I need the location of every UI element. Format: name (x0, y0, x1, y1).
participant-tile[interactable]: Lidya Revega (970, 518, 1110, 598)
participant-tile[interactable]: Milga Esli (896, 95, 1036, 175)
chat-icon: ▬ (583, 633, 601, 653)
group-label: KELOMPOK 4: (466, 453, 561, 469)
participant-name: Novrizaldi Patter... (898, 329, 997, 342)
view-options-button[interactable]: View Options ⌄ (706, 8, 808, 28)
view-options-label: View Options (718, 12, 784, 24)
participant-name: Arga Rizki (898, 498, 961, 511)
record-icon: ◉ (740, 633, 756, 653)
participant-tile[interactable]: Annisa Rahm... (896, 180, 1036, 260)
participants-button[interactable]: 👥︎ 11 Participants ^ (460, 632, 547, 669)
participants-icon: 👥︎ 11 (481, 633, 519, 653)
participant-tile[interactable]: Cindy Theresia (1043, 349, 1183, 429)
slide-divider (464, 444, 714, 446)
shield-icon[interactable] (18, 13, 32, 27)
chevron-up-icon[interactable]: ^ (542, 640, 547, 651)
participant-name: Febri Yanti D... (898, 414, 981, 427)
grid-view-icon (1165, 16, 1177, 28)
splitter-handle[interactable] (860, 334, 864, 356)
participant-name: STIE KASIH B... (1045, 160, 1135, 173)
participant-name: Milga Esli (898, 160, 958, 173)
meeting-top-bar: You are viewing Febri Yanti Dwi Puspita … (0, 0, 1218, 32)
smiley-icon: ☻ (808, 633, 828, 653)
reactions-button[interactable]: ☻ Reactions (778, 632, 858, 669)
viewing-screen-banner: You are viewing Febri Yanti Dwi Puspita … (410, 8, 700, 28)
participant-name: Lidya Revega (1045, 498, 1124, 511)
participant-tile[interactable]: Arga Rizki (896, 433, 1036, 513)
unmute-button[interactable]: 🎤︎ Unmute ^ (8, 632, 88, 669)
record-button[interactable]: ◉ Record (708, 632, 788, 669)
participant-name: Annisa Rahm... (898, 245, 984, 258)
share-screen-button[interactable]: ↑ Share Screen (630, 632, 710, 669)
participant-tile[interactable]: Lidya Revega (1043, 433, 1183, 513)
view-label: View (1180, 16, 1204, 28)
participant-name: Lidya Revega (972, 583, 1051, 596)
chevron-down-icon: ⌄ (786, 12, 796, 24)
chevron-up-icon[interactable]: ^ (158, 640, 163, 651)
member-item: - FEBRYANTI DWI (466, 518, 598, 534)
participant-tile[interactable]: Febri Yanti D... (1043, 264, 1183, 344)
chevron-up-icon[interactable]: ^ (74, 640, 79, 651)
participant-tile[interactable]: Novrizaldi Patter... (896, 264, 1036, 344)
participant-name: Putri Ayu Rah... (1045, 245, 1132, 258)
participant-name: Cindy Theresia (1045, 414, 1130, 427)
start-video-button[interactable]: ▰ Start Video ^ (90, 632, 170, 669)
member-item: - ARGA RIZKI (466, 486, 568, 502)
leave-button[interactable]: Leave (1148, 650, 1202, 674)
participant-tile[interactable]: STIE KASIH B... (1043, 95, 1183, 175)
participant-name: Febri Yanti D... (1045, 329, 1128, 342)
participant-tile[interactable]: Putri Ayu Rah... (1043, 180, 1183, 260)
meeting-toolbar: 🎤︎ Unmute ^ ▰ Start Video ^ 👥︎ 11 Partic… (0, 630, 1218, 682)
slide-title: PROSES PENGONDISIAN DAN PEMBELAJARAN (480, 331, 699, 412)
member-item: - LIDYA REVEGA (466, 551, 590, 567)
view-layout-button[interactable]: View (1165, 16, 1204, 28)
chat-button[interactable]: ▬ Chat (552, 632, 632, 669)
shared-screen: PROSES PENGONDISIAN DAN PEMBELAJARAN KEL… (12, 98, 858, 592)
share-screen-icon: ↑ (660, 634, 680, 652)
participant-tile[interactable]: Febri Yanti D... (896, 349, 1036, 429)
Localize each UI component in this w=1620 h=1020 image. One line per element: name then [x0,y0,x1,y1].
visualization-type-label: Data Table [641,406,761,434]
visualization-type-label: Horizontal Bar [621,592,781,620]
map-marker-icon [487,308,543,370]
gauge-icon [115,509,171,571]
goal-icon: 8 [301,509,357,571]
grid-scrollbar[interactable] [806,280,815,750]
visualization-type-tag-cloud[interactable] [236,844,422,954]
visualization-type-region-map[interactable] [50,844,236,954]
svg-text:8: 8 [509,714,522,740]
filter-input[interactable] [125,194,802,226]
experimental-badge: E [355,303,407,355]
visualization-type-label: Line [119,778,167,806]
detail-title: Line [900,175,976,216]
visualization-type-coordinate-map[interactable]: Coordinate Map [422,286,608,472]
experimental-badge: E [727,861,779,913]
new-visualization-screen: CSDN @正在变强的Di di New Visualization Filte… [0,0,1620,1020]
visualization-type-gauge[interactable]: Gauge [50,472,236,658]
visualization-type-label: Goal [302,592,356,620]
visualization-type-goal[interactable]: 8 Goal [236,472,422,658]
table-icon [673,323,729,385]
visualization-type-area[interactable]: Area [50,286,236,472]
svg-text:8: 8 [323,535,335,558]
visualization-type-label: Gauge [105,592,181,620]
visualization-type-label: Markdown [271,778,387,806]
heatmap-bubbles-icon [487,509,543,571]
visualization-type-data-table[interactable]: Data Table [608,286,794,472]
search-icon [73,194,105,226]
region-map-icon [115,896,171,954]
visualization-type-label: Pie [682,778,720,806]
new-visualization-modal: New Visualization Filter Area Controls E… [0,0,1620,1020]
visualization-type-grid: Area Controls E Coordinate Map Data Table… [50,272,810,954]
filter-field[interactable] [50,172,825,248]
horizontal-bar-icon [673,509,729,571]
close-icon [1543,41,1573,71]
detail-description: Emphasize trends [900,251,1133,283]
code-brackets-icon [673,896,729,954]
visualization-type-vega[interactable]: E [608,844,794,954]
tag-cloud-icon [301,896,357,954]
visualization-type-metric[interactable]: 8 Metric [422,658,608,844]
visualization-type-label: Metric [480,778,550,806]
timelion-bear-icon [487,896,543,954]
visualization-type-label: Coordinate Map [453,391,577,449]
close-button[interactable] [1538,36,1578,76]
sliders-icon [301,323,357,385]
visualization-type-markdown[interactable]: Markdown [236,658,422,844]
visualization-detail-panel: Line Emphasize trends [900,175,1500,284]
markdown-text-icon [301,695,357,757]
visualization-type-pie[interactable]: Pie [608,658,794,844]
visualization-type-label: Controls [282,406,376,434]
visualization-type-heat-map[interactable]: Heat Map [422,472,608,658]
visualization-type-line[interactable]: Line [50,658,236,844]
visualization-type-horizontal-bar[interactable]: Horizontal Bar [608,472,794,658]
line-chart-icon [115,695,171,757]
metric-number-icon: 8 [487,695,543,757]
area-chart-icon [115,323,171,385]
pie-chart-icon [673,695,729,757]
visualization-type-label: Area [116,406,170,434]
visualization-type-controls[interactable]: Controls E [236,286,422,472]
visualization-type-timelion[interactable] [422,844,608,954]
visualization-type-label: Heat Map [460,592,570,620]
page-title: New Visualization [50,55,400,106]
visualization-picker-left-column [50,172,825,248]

:::::

REQUIRED WORK:
Rewrite the lines above as a JSON list of strings, with one string for each line and blank lines left out.

ANSWER TO THIS PROBLEM:
[
  "I need the location of every UI element. Format: name (x0, y0, x1, y1).",
  "participant-tile[interactable]: Lidya Revega (970, 518, 1110, 598)",
  "participant-tile[interactable]: Milga Esli (896, 95, 1036, 175)",
  "chat-icon: ▬ (583, 633, 601, 653)",
  "group-label: KELOMPOK 4: (466, 453, 561, 469)",
  "participant-name: Novrizaldi Patter... (898, 329, 997, 342)",
  "view-options-button[interactable]: View Options ⌄ (706, 8, 808, 28)",
  "view-options-label: View Options (718, 12, 784, 24)",
  "participant-name: Arga Rizki (898, 498, 961, 511)",
  "record-icon: ◉ (740, 633, 756, 653)",
  "participant-tile[interactable]: Annisa Rahm... (896, 180, 1036, 260)",
  "participants-button[interactable]: 👥︎ 11 Participants ^ (460, 632, 547, 669)",
  "participants-icon: 👥︎ 11 (481, 633, 519, 653)",
  "participant-tile[interactable]: Cindy Theresia (1043, 349, 1183, 429)",
  "slide-divider (464, 444, 714, 446)",
  "shield-icon[interactable] (18, 13, 32, 27)",
  "chevron-up-icon[interactable]: ^ (542, 640, 547, 651)",
  "participant-name: Febri Yanti D... (898, 414, 981, 427)",
  "grid-view-icon (1165, 16, 1177, 28)",
  "splitter-handle[interactable] (860, 334, 864, 356)",
  "participant-name: STIE KASIH B... (1045, 160, 1135, 173)",
  "participant-name: Milga Esli (898, 160, 958, 173)",
  "meeting-top-bar: You are viewing Febri Yanti Dwi Puspita … (0, 0, 1218, 32)",
  "smiley-icon: ☻ (808, 633, 828, 653)",
  "reactions-button[interactable]: ☻ Reactions (778, 632, 858, 669)",
  "viewing-screen-banner: You are viewing Febri Yanti Dwi Puspita … (410, 8, 700, 28)",
  "participant-name: Lidya Revega (1045, 498, 1124, 511)",
  "participant-tile[interactable]: Arga Rizki (896, 433, 1036, 513)",
  "unmute-button[interactable]: 🎤︎ Unmute ^ (8, 632, 88, 669)",
  "record-button[interactable]: ◉ Record (708, 632, 788, 669)",
  "participant-name: Annisa Rahm... (898, 245, 984, 258)",
  "share-screen-button[interactable]: ↑ Share Screen (630, 632, 710, 669)",
  "participant-tile[interactable]: Lidya Revega (1043, 433, 1183, 513)",
  "view-label: View (1180, 16, 1204, 28)",
  "participant-name: Lidya Revega (972, 583, 1051, 596)",
  "chevron-down-icon: ⌄ (786, 12, 796, 24)",
  "chevron-up-icon[interactable]: ^ (158, 640, 163, 651)",
  "member-item: - FEBRYANTI DWI (466, 518, 598, 534)",
  "participant-tile[interactable]: Febri Yanti D... (1043, 264, 1183, 344)",
  "chevron-up-icon[interactable]: ^ (74, 640, 79, 651)",
  "participant-tile[interactable]: Novrizaldi Patter... (896, 264, 1036, 344)",
  "participant-name: Putri Ayu Rah... (1045, 245, 1132, 258)",
  "participant-name: Cindy Theresia (1045, 414, 1130, 427)",
  "start-video-button[interactable]: ▰ Start Video ^ (90, 632, 170, 669)",
  "member-item: - ARGA RIZKI (466, 486, 568, 502)",
  "leave-button[interactable]: Leave (1148, 650, 1202, 674)",
  "participant-tile[interactable]: STIE KASIH B... (1043, 95, 1183, 175)",
  "participant-name: Febri Yanti D... (1045, 329, 1128, 342)",
  "participant-tile[interactable]: Putri Ayu Rah... (1043, 180, 1183, 260)",
  "meeting-toolbar: 🎤︎ Unmute ^ ▰ Start Video ^ 👥︎ 11 Partic… (0, 630, 1218, 682)",
  "slide-title: PROSES PENGONDISIAN DAN PEMBELAJARAN (480, 331, 699, 412)",
  "member-item: - LIDYA REVEGA (466, 551, 590, 567)",
  "view-layout-button[interactable]: View (1165, 16, 1204, 28)",
  "chat-button[interactable]: ▬ Chat (552, 632, 632, 669)",
  "shared-screen: PROSES PENGONDISIAN DAN PEMBELAJARAN KEL… (12, 98, 858, 592)",
  "share-screen-icon: ↑ (660, 634, 680, 652)",
  "participant-tile[interactable]: Febri Yanti D... (896, 349, 1036, 429)",
  "Localize each UI component in this w=1620 h=1020 image. One line per element: name then [x0,y0,x1,y1].",
  "visualization-type-label: Data Table [641,406,761,434]",
  "visualization-type-label: Horizontal Bar [621,592,781,620]",
  "map-marker-icon [487,308,543,370]",
  "gauge-icon [115,509,171,571]",
  "goal-icon: 8 [301,509,357,571]",
  "grid-scrollbar[interactable] [806,280,815,750]",
  "visualization-type-tag-cloud[interactable] [236,844,422,954]",
  "visualization-type-region-map[interactable] [50,844,236,954]",
  "svg-text:8: 8 [509,714,522,740]",
  "filter-input[interactable] [125,194,802,226]",
  "experimental-badge: E [355,303,407,355]",
  "visualization-type-label: Line [119,778,167,806]",
  "detail-title: Line [900,175,976,216]",
  "visualization-type-coordinate-map[interactable]: Coordinate Map [422,286,608,472]",
  "experimental-badge: E [727,861,779,913]",
  "new-visualization-screen: CSDN @正在变强的Di di New Visualization Filte… [0,0,1620,1020]",
  "visualization-type-gauge[interactable]: Gauge [50,472,236,658]",
  "visualization-type-label: Goal [302,592,356,620]",
  "visualization-type-goal[interactable]: 8 Goal [236,472,422,658]",
  "table-icon [673,323,729,385]",
  "visualization-type-area[interactable]: Area [50,286,236,472]",
  "svg-text:8: 8 [323,535,335,558]",
  "visualization-type-label: Gauge [105,592,181,620]",
  "visualization-type-label: Markdown [271,778,387,806]",
  "heatmap-bubbles-icon [487,509,543,571]",
  "visualization-type-data-table[interactable]: Data Table [608,286,794,472]",
  "search-icon [73,194,105,226]",
  "region-map-icon [115,896,171,954]",
  "visualization-type-label: Pie [682,778,720,806]",
  "new-visualization-modal: New Visualization Filter Area Controls E… [0,0,1620,1020]",
  "visualization-type-grid: Area Controls E Coordinate Map Data Table… [50,272,810,954]",
  "filter-field[interactable] [50,172,825,248]",
  "horizontal-bar-icon [673,509,729,571]",
  "close-icon [1543,41,1573,71]",
  "detail-description: Emphasize trends [900,251,1133,283]",
  "code-brackets-icon [673,896,729,954]",
  "visualization-type-vega[interactable]: E [608,844,794,954]",
  "tag-cloud-icon [301,896,357,954]",
  "visualization-type-metric[interactable]: 8 Metric [422,658,608,844]",
  "visualization-type-label: Metric [480,778,550,806]",
  "timelion-bear-icon [487,896,543,954]",
  "visualization-type-label: Coordinate Map [453,391,577,449]",
  "close-button[interactable] [1538,36,1578,76]",
  "sliders-icon [301,323,357,385]",
  "visualization-type-markdown[interactable]: Markdown [236,658,422,844]",
  "visualization-detail-panel: Line Emphasize trends [900,175,1500,284]",
  "markdown-text-icon [301,695,357,757]",
  "visualization-type-pie[interactable]: Pie [608,658,794,844]",
  "visualization-type-label: Controls [282,406,376,434]",
  "visualization-type-heat-map[interactable]: Heat Map [422,472,608,658]",
  "visualization-type-line[interactable]: Line [50,658,236,844]",
  "visualization-type-horizontal-bar[interactable]: Horizontal Bar [608,472,794,658]",
  "line-chart-icon [115,695,171,757]",
  "metric-number-icon: 8 [487,695,543,757]",
  "area-chart-icon [115,323,171,385]",
  "pie-chart-icon [673,695,729,757]",
  "visualization-type-label: Area [116,406,170,434]",
  "visualization-type-controls[interactable]: Controls E [236,286,422,472]",
  "visualization-type-timelion[interactable] [422,844,608,954]",
  "visualization-type-label: Heat Map [460,592,570,620]",
  "page-title: New Visualization [50,55,400,106]",
  "visualization-picker-left-column [50,172,825,248]"
]